== RECORDS TO USE ==
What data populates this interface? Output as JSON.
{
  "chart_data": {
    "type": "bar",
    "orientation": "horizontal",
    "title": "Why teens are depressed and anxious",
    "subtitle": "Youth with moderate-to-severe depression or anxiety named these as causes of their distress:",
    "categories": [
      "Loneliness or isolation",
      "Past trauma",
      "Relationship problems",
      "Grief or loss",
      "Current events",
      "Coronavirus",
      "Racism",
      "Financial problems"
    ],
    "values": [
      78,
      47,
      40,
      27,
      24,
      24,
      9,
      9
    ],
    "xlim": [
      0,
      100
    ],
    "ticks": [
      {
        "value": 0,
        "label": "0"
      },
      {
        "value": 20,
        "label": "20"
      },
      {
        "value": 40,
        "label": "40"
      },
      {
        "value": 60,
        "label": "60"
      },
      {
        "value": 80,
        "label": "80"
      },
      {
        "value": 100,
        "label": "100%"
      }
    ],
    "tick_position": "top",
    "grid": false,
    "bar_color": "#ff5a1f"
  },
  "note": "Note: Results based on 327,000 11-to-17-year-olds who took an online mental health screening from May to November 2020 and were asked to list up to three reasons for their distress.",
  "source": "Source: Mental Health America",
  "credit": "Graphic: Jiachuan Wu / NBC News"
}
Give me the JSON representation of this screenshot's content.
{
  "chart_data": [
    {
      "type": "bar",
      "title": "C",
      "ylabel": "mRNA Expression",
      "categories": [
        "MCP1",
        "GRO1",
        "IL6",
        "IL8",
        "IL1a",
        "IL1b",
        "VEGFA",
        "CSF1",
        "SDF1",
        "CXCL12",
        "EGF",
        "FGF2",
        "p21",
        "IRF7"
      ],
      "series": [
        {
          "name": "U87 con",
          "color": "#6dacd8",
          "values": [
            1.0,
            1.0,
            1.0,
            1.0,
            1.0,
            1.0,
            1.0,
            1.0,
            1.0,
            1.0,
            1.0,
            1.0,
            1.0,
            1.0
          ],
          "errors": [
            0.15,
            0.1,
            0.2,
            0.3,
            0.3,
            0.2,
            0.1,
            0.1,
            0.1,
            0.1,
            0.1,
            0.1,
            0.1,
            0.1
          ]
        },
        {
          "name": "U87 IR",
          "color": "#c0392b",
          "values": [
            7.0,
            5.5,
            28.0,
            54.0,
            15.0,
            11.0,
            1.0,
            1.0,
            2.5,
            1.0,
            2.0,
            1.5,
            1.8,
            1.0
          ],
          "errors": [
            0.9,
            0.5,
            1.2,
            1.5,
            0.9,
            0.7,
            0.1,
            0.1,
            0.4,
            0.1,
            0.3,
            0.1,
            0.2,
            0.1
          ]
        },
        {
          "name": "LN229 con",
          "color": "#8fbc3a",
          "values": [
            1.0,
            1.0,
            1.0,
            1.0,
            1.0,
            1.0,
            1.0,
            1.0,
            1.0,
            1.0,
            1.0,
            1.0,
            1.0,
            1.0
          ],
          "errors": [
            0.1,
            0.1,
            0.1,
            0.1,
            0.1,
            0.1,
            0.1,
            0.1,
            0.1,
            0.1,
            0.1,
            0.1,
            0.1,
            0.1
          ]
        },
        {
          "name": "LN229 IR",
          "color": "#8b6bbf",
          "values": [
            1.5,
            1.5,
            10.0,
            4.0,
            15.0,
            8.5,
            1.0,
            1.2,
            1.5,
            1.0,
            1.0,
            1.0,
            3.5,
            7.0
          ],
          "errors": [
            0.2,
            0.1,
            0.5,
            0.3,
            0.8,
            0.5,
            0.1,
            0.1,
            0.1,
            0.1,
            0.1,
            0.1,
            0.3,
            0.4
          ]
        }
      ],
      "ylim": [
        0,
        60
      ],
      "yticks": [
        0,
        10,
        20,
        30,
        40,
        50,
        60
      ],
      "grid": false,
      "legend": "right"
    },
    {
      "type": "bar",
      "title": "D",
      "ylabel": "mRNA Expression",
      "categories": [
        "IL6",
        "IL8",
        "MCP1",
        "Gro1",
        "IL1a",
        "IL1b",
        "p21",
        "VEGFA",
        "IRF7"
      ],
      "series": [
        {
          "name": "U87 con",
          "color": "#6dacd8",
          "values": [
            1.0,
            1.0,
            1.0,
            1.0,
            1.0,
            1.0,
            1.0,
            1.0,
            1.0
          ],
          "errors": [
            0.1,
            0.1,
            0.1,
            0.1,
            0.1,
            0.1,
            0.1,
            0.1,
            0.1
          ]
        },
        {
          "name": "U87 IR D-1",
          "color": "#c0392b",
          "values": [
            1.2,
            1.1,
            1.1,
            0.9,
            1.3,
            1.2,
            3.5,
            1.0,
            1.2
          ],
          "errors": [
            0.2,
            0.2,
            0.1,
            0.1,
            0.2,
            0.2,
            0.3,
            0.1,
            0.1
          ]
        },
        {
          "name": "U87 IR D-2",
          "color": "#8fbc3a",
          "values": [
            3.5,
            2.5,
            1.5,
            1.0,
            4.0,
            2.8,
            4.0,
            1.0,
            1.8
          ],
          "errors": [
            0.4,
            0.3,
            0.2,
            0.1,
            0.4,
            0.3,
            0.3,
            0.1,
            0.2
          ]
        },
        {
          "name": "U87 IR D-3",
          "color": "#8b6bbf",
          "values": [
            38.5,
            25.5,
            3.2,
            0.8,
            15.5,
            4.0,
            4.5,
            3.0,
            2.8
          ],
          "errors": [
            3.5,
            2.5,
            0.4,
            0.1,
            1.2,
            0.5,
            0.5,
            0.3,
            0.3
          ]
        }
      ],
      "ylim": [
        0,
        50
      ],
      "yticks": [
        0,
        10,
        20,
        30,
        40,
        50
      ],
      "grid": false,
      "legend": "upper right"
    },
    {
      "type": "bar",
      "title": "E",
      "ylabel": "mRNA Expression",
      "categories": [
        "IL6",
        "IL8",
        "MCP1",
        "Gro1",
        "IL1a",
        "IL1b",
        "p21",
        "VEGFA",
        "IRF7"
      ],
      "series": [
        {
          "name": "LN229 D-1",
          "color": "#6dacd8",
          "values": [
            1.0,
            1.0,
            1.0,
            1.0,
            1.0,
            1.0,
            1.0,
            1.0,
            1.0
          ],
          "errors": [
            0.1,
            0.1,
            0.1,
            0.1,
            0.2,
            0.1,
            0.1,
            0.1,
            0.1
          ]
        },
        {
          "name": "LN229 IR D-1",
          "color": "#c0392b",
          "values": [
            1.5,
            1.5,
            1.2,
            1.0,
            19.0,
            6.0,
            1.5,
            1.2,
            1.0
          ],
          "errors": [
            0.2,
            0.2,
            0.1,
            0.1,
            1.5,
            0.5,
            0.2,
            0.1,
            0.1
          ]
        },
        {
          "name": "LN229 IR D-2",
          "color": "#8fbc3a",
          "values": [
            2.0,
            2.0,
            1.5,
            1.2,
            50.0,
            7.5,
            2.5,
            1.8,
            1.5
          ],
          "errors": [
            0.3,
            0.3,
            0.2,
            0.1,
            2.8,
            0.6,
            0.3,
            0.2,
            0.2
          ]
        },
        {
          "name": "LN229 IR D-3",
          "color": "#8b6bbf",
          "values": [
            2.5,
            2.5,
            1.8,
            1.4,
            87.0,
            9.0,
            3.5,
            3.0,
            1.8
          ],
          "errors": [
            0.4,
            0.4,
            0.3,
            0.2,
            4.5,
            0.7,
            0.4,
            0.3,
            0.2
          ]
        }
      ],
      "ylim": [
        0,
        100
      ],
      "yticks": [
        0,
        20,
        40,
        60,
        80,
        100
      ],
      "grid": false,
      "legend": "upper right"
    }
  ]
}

== WHAT NEEDS TO BE DONE ==
What you return should match the data character for character.

== ANSWER FOR THIS EXERCISE ==
What data populates this interface? Output as JSON.
{
  "chart_data": {
    "type": "bar",
    "orientation": "horizontal",
    "title": "Why teens are depressed and anxious",
    "subtitle": "Youth with moderate-to-severe depression or anxiety named these as causes of their distress:",
    "categories": [
      "Loneliness or isolation",
      "Past trauma",
      "Relationship problems",
      "Grief or loss",
      "Current events",
      "Coronavirus",
      "Racism",
      "Financial problems"
    ],
    "values": [
      78,
      47,
      40,
      27,
      24,
      24,
      9,
      9
    ],
    "xlim": [
      0,
      100
    ],
    "ticks": [
      {
        "value": 0,
        "label": "0"
      },
      {
        "value": 20,
        "label": "20"
      },
      {
        "value": 40,
        "label": "40"
      },
      {
        "value": 60,
        "label": "60"
      },
      {
        "value": 80,
        "label": "80"
      },
      {
        "value": 100,
        "label": "100%"
      }
    ],
    "tick_position": "top",
    "grid": false,
    "bar_color": "#ff5a1f"
  },
  "note": "Note: Results based on 327,000 11-to-17-year-olds who took an online mental health screening from May to November 2020 and were asked to list up to three reasons for their distress.",
  "source": "Source: Mental Health America",
  "credit": "Graphic: Jiachuan Wu / NBC News"
}
Give me the JSON representation of this screenshot's content.
{
  "chart_data": [
    {
      "type": "bar",
      "title": "C",
      "ylabel": "mRNA Expression",
      "categories": [
        "MCP1",
        "GRO1",
        "IL6",
        "IL8",
        "IL1a",
        "IL1b",
        "VEGFA",
        "CSF1",
        "SDF1",
        "CXCL12",
        "EGF",
        "FGF2",
        "p21",
        "IRF7"
      ],
      "series": [
        {
          "name": "U87 con",
          "color": "#6dacd8",
          "values": [
            1.0,
            1.0,
            1.0,
            1.0,
            1.0,
            1.0,
            1.0,
            1.0,
            1.0,
            1.0,
            1.0,
            1.0,
            1.0,
            1.0
          ],
          "errors": [
            0.15,
            0.1,
            0.2,
            0.3,
            0.3,
            0.2,
            0.1,
            0.1,
            0.1,
            0.1,
            0.1,
            0.1,
            0.1,
            0.1
          ]
        },
        {
          "name": "U87 IR",
          "color": "#c0392b",
          "values": [
            7.0,
            5.5,
            28.0,
            54.0,
            15.0,
            11.0,
            1.0,
            1.0,
            2.5,
            1.0,
            2.0,
            1.5,
            1.8,
            1.0
          ],
          "errors": [
            0.9,
            0.5,
            1.2,
            1.5,
            0.9,
            0.7,
            0.1,
            0.1,
            0.4,
            0.1,
            0.3,
            0.1,
            0.2,
            0.1
          ]
        },
        {
          "name": "LN229 con",
          "color": "#8fbc3a",
          "values": [
            1.0,
            1.0,
            1.0,
            1.0,
            1.0,
            1.0,
            1.0,
            1.0,
            1.0,
            1.0,
            1.0,
            1.0,
            1.0,
            1.0
          ],
          "errors": [
            0.1,
            0.1,
            0.1,
            0.1,
            0.1,
            0.1,
            0.1,
            0.1,
            0.1,
            0.1,
            0.1,
            0.1,
            0.1,
            0.1
          ]
        },
        {
          "name": "LN229 IR",
          "color": "#8b6bbf",
          "values": [
            1.5,
            1.5,
            10.0,
            4.0,
            15.0,
            8.5,
            1.0,
            1.2,
            1.5,
            1.0,
            1.0,
            1.0,
            3.5,
            7.0
          ],
          "errors": [
            0.2,
            0.1,
            0.5,
            0.3,
            0.8,
            0.5,
            0.1,
            0.1,
            0.1,
            0.1,
            0.1,
            0.1,
            0.3,
            0.4
          ]
        }
      ],
      "ylim": [
        0,
        60
      ],
      "yticks": [
        0,
        10,
        20,
        30,
        40,
        50,
        60
      ],
      "grid": false,
      "legend": "right"
    },
    {
      "type": "bar",
      "title": "D",
      "ylabel": "mRNA Expression",
      "categories": [
        "IL6",
        "IL8",
        "MCP1",
        "Gro1",
        "IL1a",
        "IL1b",
        "p21",
        "VEGFA",
        "IRF7"
      ],
      "series": [
        {
          "name": "U87 con",
          "color": "#6dacd8",
          "values": [
            1.0,
            1.0,
            1.0,
            1.0,
            1.0,
            1.0,
            1.0,
            1.0,
            1.0
          ],
          "errors": [
            0.1,
            0.1,
            0.1,
            0.1,
            0.1,
            0.1,
            0.1,
            0.1,
            0.1
          ]
        },
        {
          "name": "U87 IR D-1",
          "color": "#c0392b",
          "values": [
            1.2,
            1.1,
            1.1,
            0.9,
            1.3,
            1.2,
            3.5,
            1.0,
            1.2
          ],
          "errors": [
            0.2,
            0.2,
            0.1,
            0.1,
            0.2,
            0.2,
            0.3,
            0.1,
            0.1
          ]
        },
        {
          "name": "U87 IR D-2",
          "color": "#8fbc3a",
          "values": [
            3.5,
            2.5,
            1.5,
            1.0,
            4.0,
            2.8,
            4.0,
            1.0,
            1.8
          ],
          "errors": [
            0.4,
            0.3,
            0.2,
            0.1,
            0.4,
            0.3,
            0.3,
            0.1,
            0.2
          ]
        },
        {
          "name": "U87 IR D-3",
          "color": "#8b6bbf",
          "values": [
            38.5,
            25.5,
            3.2,
            0.8,
            15.5,
            4.0,
            4.5,
            3.0,
            2.8
          ],
          "errors": [
            3.5,
            2.5,
            0.4,
            0.1,
            1.2,
            0.5,
            0.5,
            0.3,
            0.3
          ]
        }
      ],
      "ylim": [
        0,
        50
      ],
      "yticks": [
        0,
        10,
        20,
        30,
        40,
        50
      ],
      "grid": false,
      "legend": "upper right"
    },
    {
      "type": "bar",
      "title": "E",
      "ylabel": "mRNA Expression",
      "categories": [
        "IL6",
        "IL8",
        "MCP1",
        "Gro1",
        "IL1a",
        "IL1b",
        "p21",
        "VEGFA",
        "IRF7"
      ],
      "series": [
        {
          "name": "LN229 D-1",
          "color": "#6dacd8",
          "values": [
            1.0,
            1.0,
            1.0,
            1.0,
            1.0,
            1.0,
            1.0,
            1.0,
            1.0
          ],
          "errors": [
            0.1,
            0.1,
            0.1,
            0.1,
            0.2,
            0.1,
            0.1,
            0.1,
            0.1
          ]
        },
        {
          "name": "LN229 IR D-1",
          "color": "#c0392b",
          "values": [
            1.5,
            1.5,
            1.2,
            1.0,
            19.0,
            6.0,
            1.5,
            1.2,
            1.0
          ],
          "errors": [
            0.2,
            0.2,
            0.1,
            0.1,
            1.5,
            0.5,
            0.2,
            0.1,
            0.1
          ]
        },
        {
          "name": "LN229 IR D-2",
          "color": "#8fbc3a",
          "values": [
            2.0,
            2.0,
            1.5,
            1.2,
            50.0,
            7.5,
            2.5,
            1.8,
            1.5
          ],
          "errors": [
            0.3,
            0.3,
            0.2,
            0.1,
            2.8,
            0.6,
            0.3,
            0.2,
            0.2
          ]
        },
        {
          "name": "LN229 IR D-3",
          "color": "#8b6bbf",
          "values": [
            2.5,
            2.5,
            1.8,
            1.4,
            87.0,
            9.0,
            3.5,
            3.0,
            1.8
          ],
          "errors": [
            0.4,
            0.4,
            0.3,
            0.2,
            4.5,
            0.7,
            0.4,
            0.3,
            0.2
          ]
        }
      ],
      "ylim": [
        0,
        100
      ],
      "yticks": [
        0,
        20,
        40,
        60,
        80,
        100
      ],
      "grid": false,
      "legend": "upper right"
    }
  ]
}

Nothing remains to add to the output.